───── Records to use ─────

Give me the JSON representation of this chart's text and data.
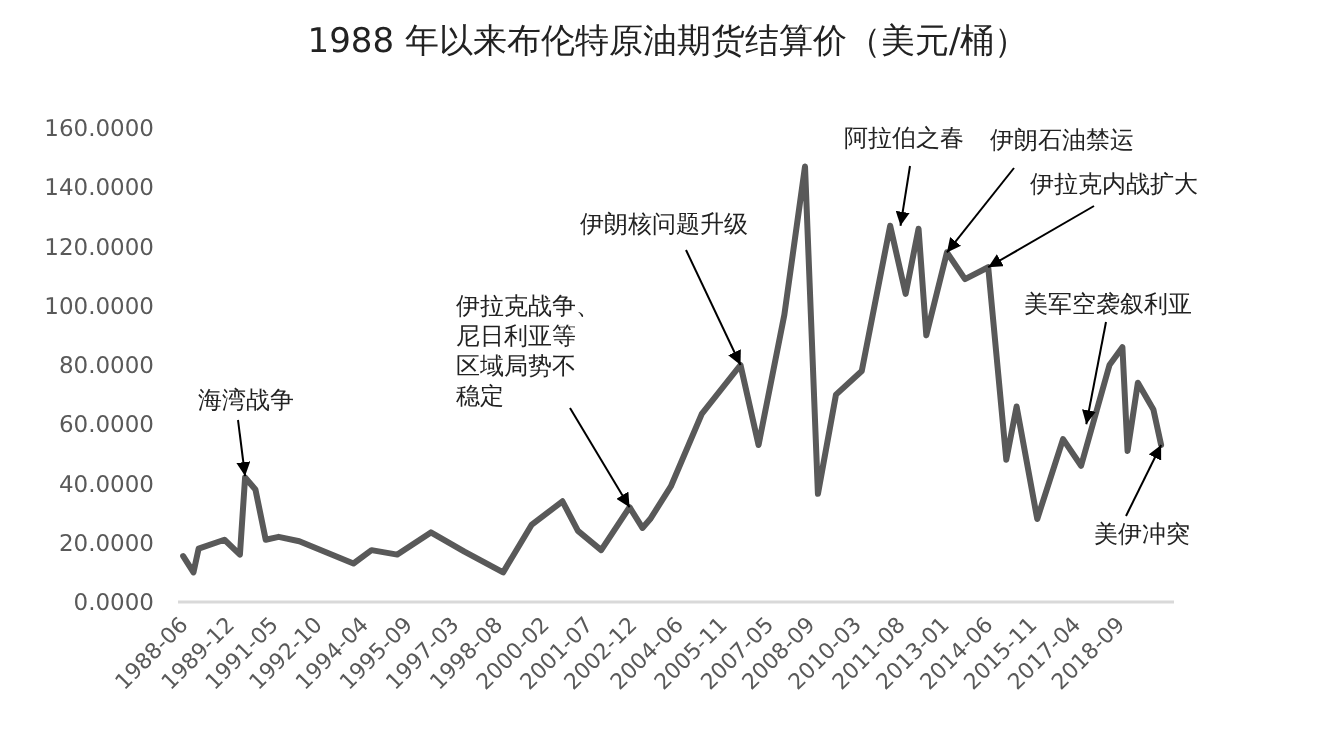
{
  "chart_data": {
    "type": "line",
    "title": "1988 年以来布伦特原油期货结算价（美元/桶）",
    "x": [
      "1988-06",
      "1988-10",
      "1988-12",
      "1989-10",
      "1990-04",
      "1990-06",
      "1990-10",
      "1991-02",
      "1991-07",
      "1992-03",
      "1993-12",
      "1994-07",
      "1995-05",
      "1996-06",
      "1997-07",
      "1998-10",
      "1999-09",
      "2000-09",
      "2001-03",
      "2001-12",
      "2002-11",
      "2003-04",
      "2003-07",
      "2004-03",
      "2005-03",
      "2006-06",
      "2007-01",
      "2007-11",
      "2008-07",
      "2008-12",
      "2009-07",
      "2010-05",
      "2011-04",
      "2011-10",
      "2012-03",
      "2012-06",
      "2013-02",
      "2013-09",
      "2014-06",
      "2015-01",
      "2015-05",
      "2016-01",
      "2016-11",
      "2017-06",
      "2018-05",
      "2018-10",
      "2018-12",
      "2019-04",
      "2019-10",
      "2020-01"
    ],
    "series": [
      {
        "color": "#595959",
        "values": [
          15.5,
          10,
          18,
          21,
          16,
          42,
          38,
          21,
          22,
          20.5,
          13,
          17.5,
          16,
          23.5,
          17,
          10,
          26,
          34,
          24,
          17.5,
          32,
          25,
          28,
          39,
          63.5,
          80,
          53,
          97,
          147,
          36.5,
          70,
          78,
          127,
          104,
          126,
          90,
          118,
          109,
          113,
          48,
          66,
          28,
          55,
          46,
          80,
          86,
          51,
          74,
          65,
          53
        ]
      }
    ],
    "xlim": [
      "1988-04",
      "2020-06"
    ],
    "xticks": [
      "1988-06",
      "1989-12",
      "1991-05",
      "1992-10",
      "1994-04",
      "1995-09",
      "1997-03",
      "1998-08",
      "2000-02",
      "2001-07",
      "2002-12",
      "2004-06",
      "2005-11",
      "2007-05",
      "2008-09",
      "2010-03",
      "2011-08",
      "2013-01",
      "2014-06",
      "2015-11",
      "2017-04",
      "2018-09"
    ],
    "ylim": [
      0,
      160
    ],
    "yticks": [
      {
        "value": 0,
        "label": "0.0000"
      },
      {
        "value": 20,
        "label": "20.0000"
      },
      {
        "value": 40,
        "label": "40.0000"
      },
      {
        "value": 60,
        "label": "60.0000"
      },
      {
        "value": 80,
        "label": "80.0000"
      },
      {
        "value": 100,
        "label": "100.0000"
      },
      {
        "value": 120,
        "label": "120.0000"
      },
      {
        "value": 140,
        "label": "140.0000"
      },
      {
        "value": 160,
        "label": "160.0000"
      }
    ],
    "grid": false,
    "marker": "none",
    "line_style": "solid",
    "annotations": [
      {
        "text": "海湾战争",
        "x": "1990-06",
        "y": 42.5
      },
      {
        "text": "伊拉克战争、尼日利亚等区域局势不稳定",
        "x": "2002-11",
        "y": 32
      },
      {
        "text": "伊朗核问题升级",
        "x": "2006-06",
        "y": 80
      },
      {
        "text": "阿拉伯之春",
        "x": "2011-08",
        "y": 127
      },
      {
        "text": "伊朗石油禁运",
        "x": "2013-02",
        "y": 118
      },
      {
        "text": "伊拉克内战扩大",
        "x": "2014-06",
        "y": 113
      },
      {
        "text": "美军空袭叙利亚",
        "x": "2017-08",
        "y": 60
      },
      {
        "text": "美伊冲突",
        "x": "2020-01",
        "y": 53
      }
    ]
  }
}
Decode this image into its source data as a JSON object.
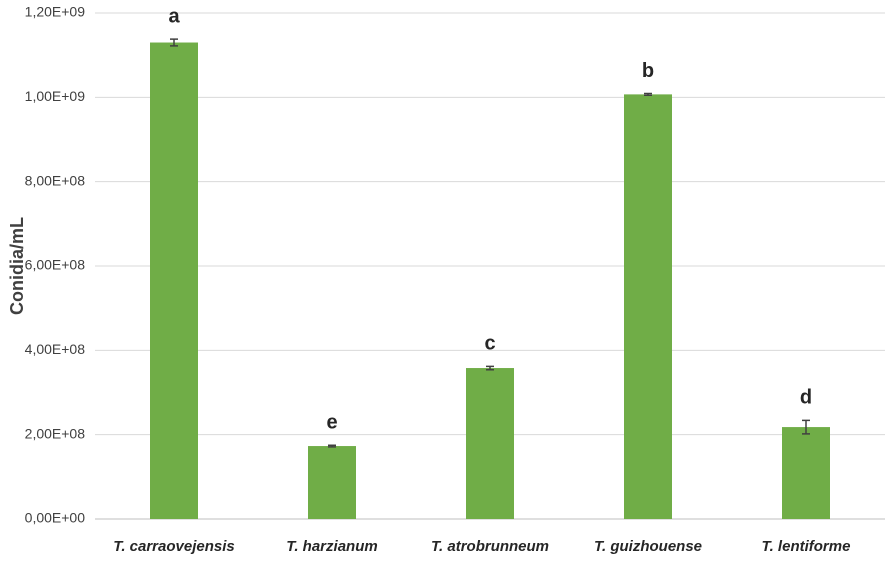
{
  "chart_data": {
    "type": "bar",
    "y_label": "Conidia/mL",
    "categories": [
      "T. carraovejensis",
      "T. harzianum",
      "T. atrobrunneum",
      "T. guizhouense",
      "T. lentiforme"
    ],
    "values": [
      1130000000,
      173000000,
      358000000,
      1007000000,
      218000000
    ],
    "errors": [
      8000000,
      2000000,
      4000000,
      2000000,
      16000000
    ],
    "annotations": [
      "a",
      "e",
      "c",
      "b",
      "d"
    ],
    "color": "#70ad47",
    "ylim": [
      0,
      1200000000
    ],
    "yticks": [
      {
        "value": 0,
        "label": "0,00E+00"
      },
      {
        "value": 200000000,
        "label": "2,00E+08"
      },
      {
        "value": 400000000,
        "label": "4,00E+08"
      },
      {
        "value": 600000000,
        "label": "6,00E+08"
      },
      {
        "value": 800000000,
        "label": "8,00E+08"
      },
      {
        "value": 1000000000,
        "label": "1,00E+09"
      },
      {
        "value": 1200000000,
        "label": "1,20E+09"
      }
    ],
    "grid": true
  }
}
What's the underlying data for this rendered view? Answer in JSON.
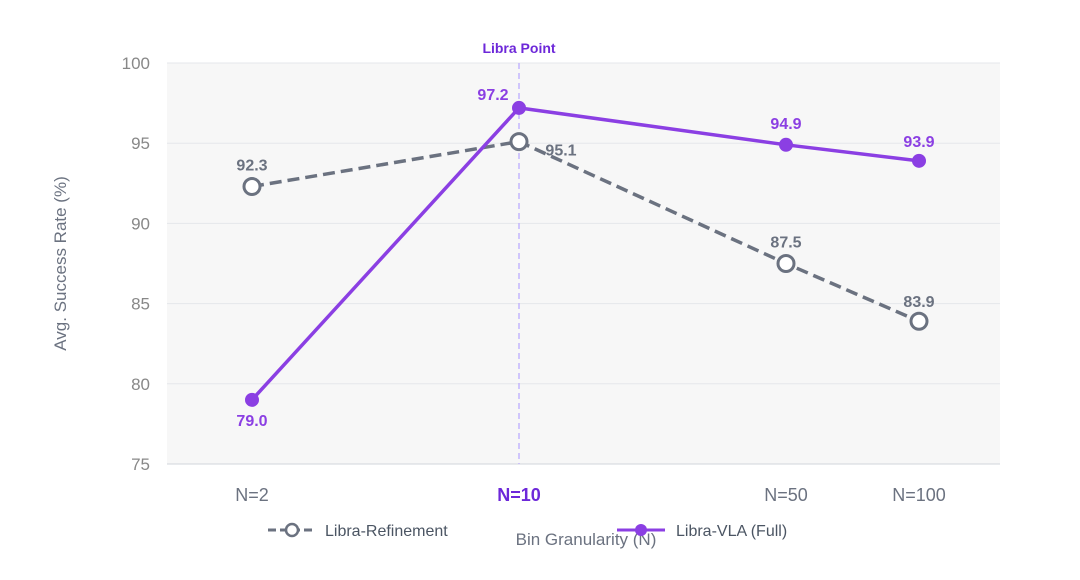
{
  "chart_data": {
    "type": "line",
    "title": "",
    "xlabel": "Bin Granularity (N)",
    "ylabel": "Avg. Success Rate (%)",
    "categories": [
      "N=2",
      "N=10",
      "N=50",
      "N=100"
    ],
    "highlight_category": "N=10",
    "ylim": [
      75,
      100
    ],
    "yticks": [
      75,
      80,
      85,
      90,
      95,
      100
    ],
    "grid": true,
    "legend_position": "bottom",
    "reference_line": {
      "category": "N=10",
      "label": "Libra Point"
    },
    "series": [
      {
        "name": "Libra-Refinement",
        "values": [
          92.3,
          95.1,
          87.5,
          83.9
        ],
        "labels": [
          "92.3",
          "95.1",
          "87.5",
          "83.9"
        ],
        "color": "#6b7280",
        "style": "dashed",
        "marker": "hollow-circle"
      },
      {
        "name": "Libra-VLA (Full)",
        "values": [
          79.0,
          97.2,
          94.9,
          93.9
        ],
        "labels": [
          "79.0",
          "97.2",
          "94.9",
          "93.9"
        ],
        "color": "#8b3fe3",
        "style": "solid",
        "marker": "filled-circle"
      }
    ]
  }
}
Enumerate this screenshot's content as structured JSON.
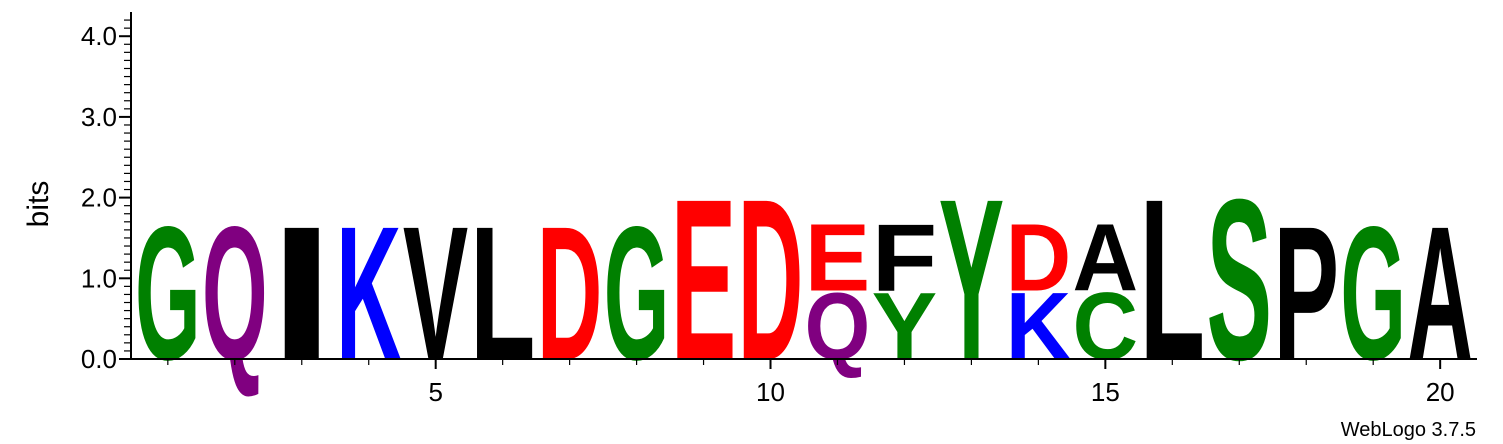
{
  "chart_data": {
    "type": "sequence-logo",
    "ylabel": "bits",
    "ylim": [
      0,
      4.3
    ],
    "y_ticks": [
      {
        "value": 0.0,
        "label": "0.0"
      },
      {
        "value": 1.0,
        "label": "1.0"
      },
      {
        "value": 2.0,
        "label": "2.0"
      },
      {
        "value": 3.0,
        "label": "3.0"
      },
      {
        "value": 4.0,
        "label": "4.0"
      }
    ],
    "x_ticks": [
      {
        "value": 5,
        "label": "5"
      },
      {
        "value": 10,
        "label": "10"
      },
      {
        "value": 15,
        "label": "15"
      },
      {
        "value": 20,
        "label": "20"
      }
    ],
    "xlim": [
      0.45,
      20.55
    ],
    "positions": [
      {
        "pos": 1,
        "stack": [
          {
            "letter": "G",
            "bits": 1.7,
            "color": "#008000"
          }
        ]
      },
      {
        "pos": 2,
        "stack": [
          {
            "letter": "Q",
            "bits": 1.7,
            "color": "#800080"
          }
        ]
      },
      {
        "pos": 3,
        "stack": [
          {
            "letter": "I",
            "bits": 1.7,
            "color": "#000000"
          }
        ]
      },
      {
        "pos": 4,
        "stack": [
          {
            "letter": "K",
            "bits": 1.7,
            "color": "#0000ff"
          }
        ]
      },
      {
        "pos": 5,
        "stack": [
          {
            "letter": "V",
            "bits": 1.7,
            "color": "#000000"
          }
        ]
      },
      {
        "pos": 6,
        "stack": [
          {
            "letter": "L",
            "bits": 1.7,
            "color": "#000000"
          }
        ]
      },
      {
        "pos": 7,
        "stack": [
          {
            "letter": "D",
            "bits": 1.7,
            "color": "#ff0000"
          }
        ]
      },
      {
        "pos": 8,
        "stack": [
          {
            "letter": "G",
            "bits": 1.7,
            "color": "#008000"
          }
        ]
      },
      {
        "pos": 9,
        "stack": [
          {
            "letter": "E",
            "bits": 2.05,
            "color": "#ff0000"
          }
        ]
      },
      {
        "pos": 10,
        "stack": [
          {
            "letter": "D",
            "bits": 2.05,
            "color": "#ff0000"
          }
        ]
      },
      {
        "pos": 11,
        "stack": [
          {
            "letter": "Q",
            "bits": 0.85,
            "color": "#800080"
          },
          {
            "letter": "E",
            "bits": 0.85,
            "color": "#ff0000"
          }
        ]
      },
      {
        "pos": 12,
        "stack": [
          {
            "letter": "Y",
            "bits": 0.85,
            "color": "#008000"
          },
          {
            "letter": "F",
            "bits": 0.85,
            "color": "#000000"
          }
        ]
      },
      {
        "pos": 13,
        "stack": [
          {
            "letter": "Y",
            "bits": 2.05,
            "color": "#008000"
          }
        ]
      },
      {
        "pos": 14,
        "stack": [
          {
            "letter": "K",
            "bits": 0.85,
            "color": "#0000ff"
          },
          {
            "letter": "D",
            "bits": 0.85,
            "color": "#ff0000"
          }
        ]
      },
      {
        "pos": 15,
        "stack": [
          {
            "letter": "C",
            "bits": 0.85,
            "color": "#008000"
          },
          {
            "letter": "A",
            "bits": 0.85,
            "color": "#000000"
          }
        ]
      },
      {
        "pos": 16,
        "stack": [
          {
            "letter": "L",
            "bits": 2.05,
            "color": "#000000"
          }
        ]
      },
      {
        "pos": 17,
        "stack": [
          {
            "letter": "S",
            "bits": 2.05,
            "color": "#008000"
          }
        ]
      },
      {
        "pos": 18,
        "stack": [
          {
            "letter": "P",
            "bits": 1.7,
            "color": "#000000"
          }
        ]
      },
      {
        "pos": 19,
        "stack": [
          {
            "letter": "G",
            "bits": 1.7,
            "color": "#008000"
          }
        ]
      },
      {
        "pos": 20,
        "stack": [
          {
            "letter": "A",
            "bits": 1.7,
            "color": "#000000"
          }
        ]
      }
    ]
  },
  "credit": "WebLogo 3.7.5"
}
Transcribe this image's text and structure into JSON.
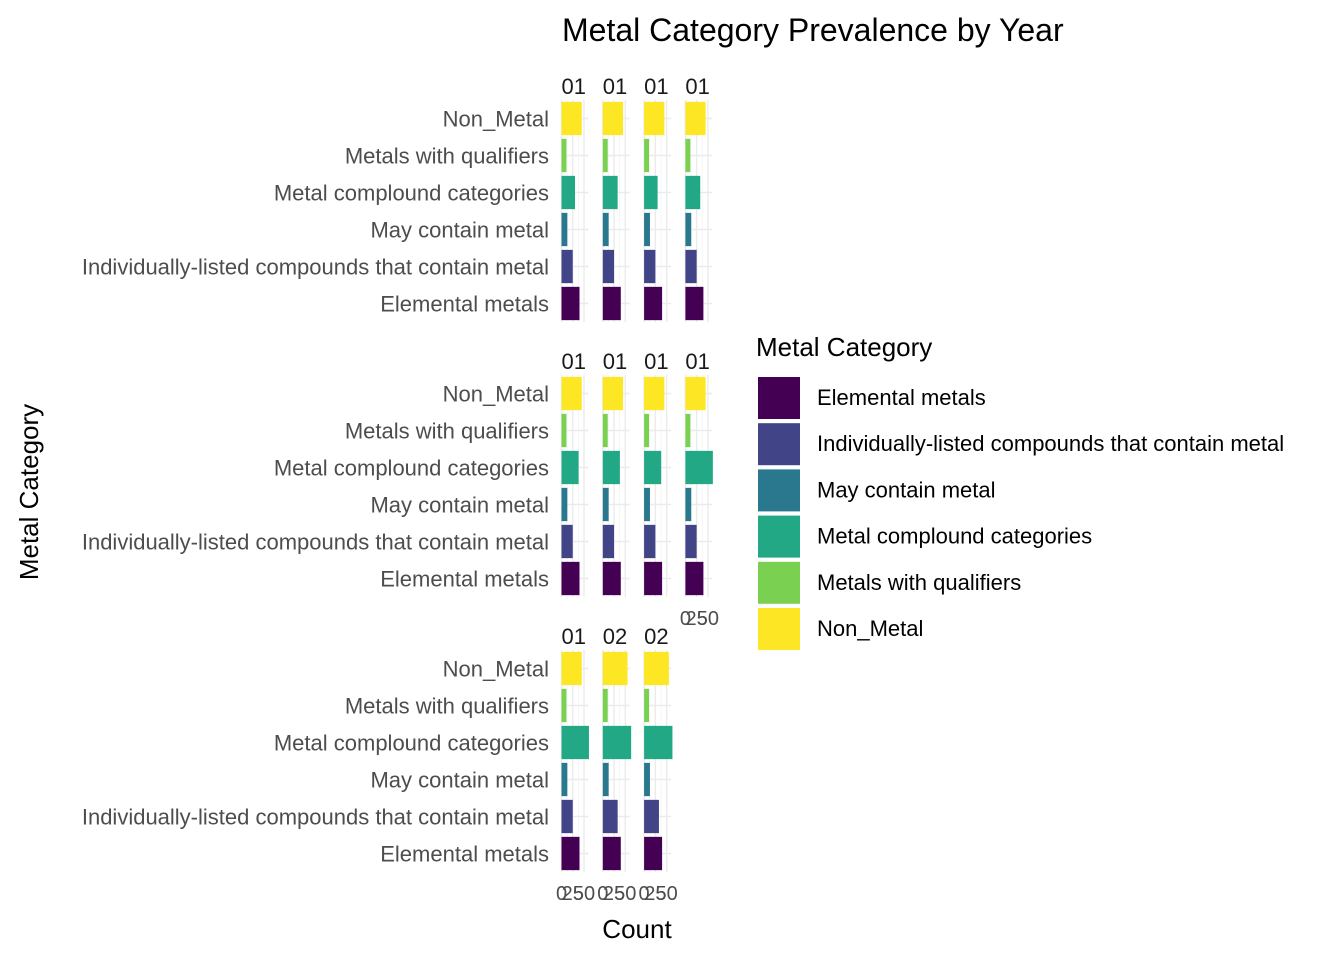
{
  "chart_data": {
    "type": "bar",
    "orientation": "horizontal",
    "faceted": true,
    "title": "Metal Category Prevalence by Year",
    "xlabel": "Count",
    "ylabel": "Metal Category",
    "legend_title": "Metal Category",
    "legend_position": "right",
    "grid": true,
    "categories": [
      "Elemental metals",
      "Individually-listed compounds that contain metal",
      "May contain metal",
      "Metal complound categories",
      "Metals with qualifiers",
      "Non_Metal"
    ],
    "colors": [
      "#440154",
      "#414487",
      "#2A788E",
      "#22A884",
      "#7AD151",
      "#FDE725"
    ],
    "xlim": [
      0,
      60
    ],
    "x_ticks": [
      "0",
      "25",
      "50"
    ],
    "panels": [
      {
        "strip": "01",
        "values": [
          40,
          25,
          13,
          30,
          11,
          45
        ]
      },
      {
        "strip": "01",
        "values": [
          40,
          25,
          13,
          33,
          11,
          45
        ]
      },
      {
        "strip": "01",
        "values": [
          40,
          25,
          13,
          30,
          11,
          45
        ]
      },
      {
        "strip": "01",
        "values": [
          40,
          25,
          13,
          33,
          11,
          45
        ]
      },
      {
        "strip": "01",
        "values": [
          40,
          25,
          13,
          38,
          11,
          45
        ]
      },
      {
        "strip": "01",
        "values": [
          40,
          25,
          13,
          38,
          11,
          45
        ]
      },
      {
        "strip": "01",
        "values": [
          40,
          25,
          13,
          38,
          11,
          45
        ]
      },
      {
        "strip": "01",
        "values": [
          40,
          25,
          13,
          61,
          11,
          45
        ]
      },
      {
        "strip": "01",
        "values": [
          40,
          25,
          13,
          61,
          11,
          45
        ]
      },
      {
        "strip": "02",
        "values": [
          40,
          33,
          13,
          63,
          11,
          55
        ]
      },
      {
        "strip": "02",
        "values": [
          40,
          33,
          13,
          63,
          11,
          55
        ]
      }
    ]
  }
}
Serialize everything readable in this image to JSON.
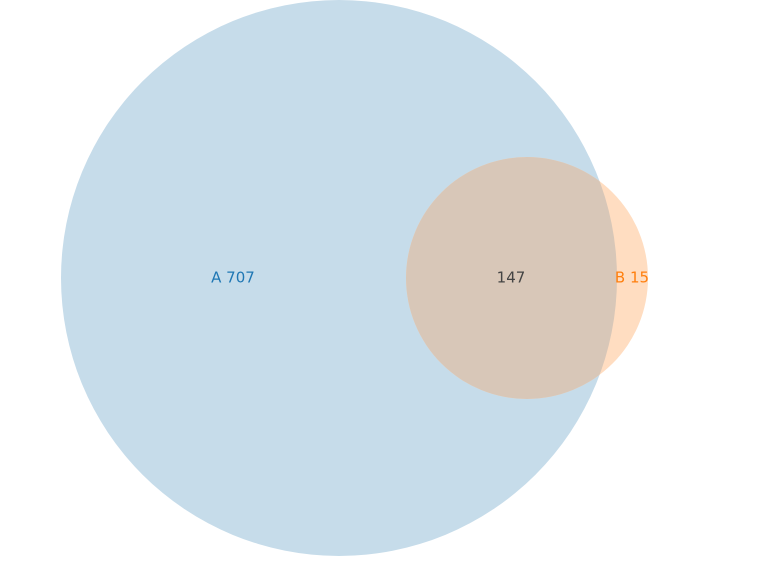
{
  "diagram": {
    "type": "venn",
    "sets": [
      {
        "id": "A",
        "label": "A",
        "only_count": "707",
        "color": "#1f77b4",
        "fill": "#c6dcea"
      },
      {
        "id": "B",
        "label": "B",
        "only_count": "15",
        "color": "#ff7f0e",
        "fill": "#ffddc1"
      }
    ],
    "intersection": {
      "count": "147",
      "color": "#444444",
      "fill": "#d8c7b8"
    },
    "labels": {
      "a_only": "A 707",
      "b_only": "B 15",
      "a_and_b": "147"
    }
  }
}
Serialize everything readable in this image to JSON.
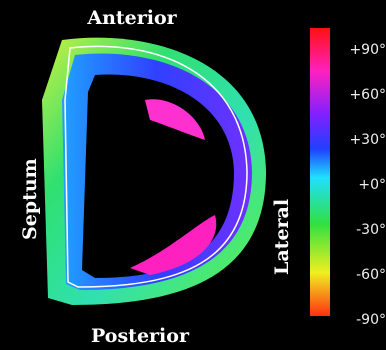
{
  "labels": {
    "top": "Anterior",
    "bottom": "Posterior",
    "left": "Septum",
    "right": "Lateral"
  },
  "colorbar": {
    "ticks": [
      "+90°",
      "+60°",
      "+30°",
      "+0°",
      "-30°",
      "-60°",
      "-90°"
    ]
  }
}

─────

- Aim -
Report only the number of lines in the listing that contain the word "grid".

- Result of the task -
4